** start of GIVEN INFORMATION **

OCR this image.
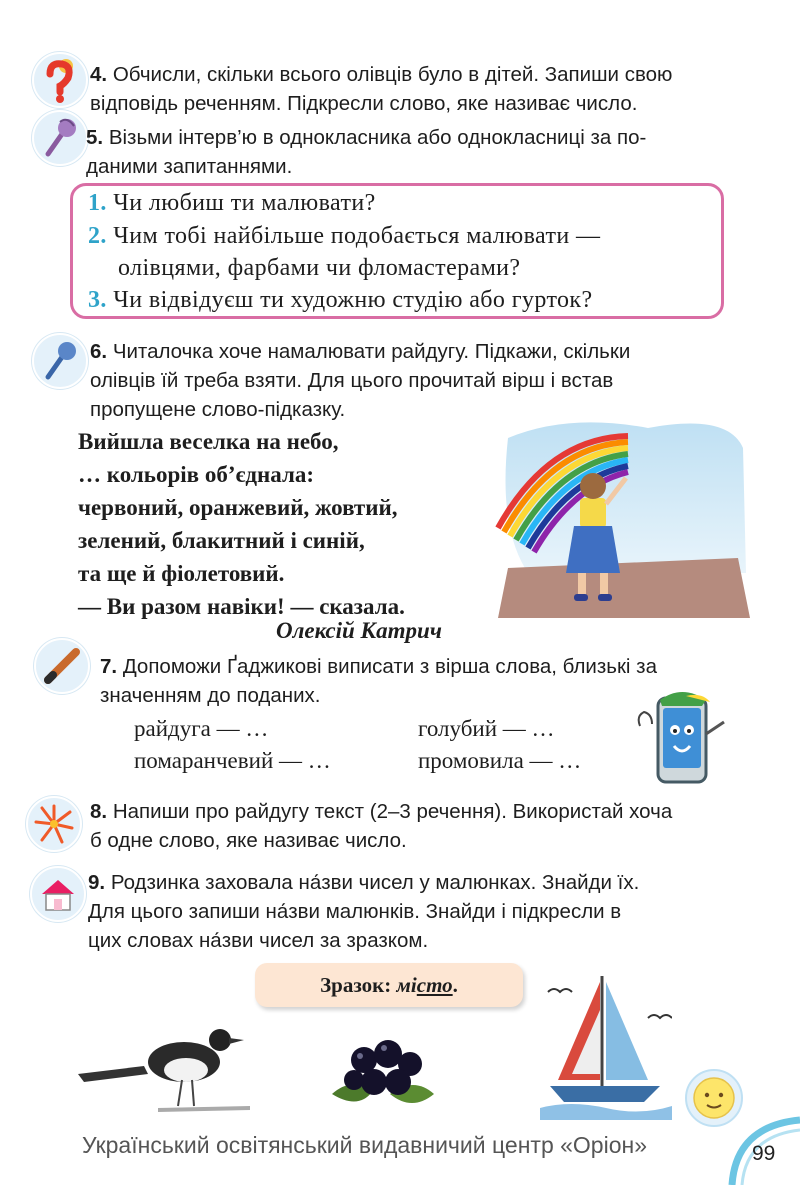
4. Обчисли, скільки всього олівців було в дітей. Запиши свою
відповідь реченням. Підкресли слово, яке називає число.
5. Візьми інтерв’ю в однокласника або однокласниці за по-
даними запитаннями.
1. Чи любиш ти малювати?
2. Чим тобі найбільше подобається малювати —
олівцями, фарбами чи фломастерами?
3. Чи відвідуєш ти художню студію або гурток?
6. Читалочка хоче намалювати райдугу. Підкажи, скільки
олівців їй треба взяти. Для цього прочитай вірш і встав
пропущене слово-підказку.
Вийшла веселка на небо,
… кольорів об’єднала:
червоний, оранжевий, жовтий,
зелений, блакитний і синій,
та ще й фіолетовий.
— Ви разом навіки! — сказала.
Олексій Катрич
7. Допоможи Ґаджикові виписати з вірша слова, близькі за
значенням до поданих.
райдуга — …	голубий — …
помаранчевий — …	промовила — …
8. Напиши про райдугу текст (2–3 речення). Використай хоча
б одне слово, яке називає число.
9. Родзинка заховала на́зви чисел у малюнках. Знайди їх.
Для цього запиши на́зви малюнків. Знайди і підкресли в
цих словах на́зви чисел за зразком.
Зразок:
місто .
Український освітянський видавничий центр «Оріон»	99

** end of GIVEN INFORMATION **

Without the pictures, extract every entry verbatim.

• [FULL SOLUTION]:
OCR this image.
4. Обчисли, скільки всього олівців було в дітей. Запиши свою
відповідь реченням. Підкресли слово, яке називає число.
5. Візьми інтерв’ю в однокласника або однокласниці за по-
даними запитаннями.
1. Чи любиш ти малювати?
2. Чим тобі найбільше подобається малювати —
олівцями, фарбами чи фломастерами?
3. Чи відвідуєш ти художню студію або гурток?
6. Читалочка хоче намалювати райдугу. Підкажи, скільки
олівців їй треба взяти. Для цього прочитай вірш і встав
пропущене слово-підказку.
Вийшла веселка на небо,
… кольорів об’єднала:
червоний, оранжевий, жовтий,
зелений, блакитний і синій,
та ще й фіолетовий.
— Ви разом навіки! — сказала.
Олексій Катрич
7. Допоможи Ґаджикові виписати з вірша слова, близькі за
значенням до поданих.
райдуга — …	голубий — …
помаранчевий — …	промовила — …
8. Напиши про райдугу текст (2–3 речення). Використай хоча
б одне слово, яке називає число.
9. Родзинка заховала на́зви чисел у малюнках. Знайди їх.
Для цього запиши на́зви малюнків. Знайди і підкресли в
цих словах на́зви чисел за зразком.
Зразок:
місто .
Український освітянський видавничий центр «Оріон»	99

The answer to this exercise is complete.